Set exercise:
Set down the whole listing verbatim.

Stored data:
╔══

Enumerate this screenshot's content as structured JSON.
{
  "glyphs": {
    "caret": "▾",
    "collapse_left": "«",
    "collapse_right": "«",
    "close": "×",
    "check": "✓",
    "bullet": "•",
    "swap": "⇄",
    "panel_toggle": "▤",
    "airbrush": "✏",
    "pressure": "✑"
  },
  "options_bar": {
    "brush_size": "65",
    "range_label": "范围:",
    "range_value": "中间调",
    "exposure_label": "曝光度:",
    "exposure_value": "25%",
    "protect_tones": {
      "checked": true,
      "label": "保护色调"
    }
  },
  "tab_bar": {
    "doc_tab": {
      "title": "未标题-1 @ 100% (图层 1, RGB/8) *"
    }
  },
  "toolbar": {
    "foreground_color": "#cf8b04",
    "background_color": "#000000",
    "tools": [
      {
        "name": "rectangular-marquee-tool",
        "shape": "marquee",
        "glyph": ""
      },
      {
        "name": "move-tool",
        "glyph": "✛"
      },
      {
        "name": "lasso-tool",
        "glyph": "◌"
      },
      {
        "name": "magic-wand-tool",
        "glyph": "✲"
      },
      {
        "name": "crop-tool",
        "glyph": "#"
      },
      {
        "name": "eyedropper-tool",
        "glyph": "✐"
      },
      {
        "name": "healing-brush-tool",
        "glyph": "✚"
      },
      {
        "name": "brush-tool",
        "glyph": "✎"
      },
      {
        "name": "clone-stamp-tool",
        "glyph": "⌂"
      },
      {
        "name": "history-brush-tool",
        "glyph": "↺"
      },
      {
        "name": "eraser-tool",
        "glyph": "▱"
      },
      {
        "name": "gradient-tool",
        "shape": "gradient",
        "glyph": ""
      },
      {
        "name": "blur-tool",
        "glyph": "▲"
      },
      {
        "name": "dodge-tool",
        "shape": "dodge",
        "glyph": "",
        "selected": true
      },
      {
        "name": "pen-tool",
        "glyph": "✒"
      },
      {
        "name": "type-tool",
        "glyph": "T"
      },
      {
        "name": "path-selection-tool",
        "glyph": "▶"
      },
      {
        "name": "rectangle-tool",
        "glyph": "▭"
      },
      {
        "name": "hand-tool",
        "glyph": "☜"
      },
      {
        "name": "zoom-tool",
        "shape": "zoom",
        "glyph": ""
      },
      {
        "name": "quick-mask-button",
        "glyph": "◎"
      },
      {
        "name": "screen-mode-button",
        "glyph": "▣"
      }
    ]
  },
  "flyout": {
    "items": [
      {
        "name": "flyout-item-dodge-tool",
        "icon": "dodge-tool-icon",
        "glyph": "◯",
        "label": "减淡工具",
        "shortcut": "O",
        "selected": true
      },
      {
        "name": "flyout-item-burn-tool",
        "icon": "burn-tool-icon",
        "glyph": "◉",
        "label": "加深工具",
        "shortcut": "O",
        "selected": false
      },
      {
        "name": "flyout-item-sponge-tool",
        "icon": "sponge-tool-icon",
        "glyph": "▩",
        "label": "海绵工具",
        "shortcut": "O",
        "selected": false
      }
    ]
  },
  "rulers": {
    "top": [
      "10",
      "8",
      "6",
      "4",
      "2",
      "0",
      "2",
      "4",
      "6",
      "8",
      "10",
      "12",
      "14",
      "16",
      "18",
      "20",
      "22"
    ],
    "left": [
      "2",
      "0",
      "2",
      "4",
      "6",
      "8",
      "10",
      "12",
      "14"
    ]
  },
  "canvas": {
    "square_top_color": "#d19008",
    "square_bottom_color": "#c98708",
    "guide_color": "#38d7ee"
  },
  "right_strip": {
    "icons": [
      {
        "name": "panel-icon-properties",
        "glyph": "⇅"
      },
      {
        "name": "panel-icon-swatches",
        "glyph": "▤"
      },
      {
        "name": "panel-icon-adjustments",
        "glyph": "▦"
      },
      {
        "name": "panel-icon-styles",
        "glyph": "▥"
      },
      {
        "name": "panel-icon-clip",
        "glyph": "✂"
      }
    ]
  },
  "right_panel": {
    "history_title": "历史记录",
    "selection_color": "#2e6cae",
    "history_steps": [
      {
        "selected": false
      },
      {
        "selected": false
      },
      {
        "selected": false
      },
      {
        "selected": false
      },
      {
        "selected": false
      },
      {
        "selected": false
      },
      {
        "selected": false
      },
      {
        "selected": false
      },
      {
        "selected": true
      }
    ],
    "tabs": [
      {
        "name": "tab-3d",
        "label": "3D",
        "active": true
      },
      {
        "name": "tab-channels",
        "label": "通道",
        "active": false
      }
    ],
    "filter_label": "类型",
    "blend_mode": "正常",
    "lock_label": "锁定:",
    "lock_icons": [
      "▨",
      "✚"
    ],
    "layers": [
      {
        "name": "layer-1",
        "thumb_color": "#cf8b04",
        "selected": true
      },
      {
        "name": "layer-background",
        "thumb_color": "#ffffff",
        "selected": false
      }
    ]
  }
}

╚══

Worked answer:
Enumerate this screenshot's content as structured JSON.
{
  "glyphs": {
    "caret": "▾",
    "collapse_left": "«",
    "collapse_right": "«",
    "close": "×",
    "check": "✓",
    "bullet": "•",
    "swap": "⇄",
    "panel_toggle": "▤",
    "airbrush": "✏",
    "pressure": "✑"
  },
  "options_bar": {
    "brush_size": "65",
    "range_label": "范围:",
    "range_value": "中间调",
    "exposure_label": "曝光度:",
    "exposure_value": "25%",
    "protect_tones": {
      "checked": true,
      "label": "保护色调"
    }
  },
  "tab_bar": {
    "doc_tab": {
      "title": "未标题-1 @ 100% (图层 1, RGB/8) *"
    }
  },
  "toolbar": {
    "foreground_color": "#cf8b04",
    "background_color": "#000000",
    "tools": [
      {
        "name": "rectangular-marquee-tool",
        "shape": "marquee",
        "glyph": ""
      },
      {
        "name": "move-tool",
        "glyph": "✛"
      },
      {
        "name": "lasso-tool",
        "glyph": "◌"
      },
      {
        "name": "magic-wand-tool",
        "glyph": "✲"
      },
      {
        "name": "crop-tool",
        "glyph": "#"
      },
      {
        "name": "eyedropper-tool",
        "glyph": "✐"
      },
      {
        "name": "healing-brush-tool",
        "glyph": "✚"
      },
      {
        "name": "brush-tool",
        "glyph": "✎"
      },
      {
        "name": "clone-stamp-tool",
        "glyph": "⌂"
      },
      {
        "name": "history-brush-tool",
        "glyph": "↺"
      },
      {
        "name": "eraser-tool",
        "glyph": "▱"
      },
      {
        "name": "gradient-tool",
        "shape": "gradient",
        "glyph": ""
      },
      {
        "name": "blur-tool",
        "glyph": "▲"
      },
      {
        "name": "dodge-tool",
        "shape": "dodge",
        "glyph": "",
        "selected": true
      },
      {
        "name": "pen-tool",
        "glyph": "✒"
      },
      {
        "name": "type-tool",
        "glyph": "T"
      },
      {
        "name": "path-selection-tool",
        "glyph": "▶"
      },
      {
        "name": "rectangle-tool",
        "glyph": "▭"
      },
      {
        "name": "hand-tool",
        "glyph": "☜"
      },
      {
        "name": "zoom-tool",
        "shape": "zoom",
        "glyph": ""
      },
      {
        "name": "quick-mask-button",
        "glyph": "◎"
      },
      {
        "name": "screen-mode-button",
        "glyph": "▣"
      }
    ]
  },
  "flyout": {
    "items": [
      {
        "name": "flyout-item-dodge-tool",
        "icon": "dodge-tool-icon",
        "glyph": "◯",
        "label": "减淡工具",
        "shortcut": "O",
        "selected": true
      },
      {
        "name": "flyout-item-burn-tool",
        "icon": "burn-tool-icon",
        "glyph": "◉",
        "label": "加深工具",
        "shortcut": "O",
        "selected": false
      },
      {
        "name": "flyout-item-sponge-tool",
        "icon": "sponge-tool-icon",
        "glyph": "▩",
        "label": "海绵工具",
        "shortcut": "O",
        "selected": false
      }
    ]
  },
  "rulers": {
    "top": [
      "10",
      "8",
      "6",
      "4",
      "2",
      "0",
      "2",
      "4",
      "6",
      "8",
      "10",
      "12",
      "14",
      "16",
      "18",
      "20",
      "22"
    ],
    "left": [
      "2",
      "0",
      "2",
      "4",
      "6",
      "8",
      "10",
      "12",
      "14"
    ]
  },
  "canvas": {
    "square_top_color": "#d19008",
    "square_bottom_color": "#c98708",
    "guide_color": "#38d7ee"
  },
  "right_strip": {
    "icons": [
      {
        "name": "panel-icon-properties",
        "glyph": "⇅"
      },
      {
        "name": "panel-icon-swatches",
        "glyph": "▤"
      },
      {
        "name": "panel-icon-adjustments",
        "glyph": "▦"
      },
      {
        "name": "panel-icon-styles",
        "glyph": "▥"
      },
      {
        "name": "panel-icon-clip",
        "glyph": "✂"
      }
    ]
  },
  "right_panel": {
    "history_title": "历史记录",
    "selection_color": "#2e6cae",
    "history_steps": [
      {
        "selected": false
      },
      {
        "selected": false
      },
      {
        "selected": false
      },
      {
        "selected": false
      },
      {
        "selected": false
      },
      {
        "selected": false
      },
      {
        "selected": false
      },
      {
        "selected": false
      },
      {
        "selected": true
      }
    ],
    "tabs": [
      {
        "name": "tab-3d",
        "label": "3D",
        "active": true
      },
      {
        "name": "tab-channels",
        "label": "通道",
        "active": false
      }
    ],
    "filter_label": "类型",
    "blend_mode": "正常",
    "lock_label": "锁定:",
    "lock_icons": [
      "▨",
      "✚"
    ],
    "layers": [
      {
        "name": "layer-1",
        "thumb_color": "#cf8b04",
        "selected": true
      },
      {
        "name": "layer-background",
        "thumb_color": "#ffffff",
        "selected": false
      }
    ]
  }
}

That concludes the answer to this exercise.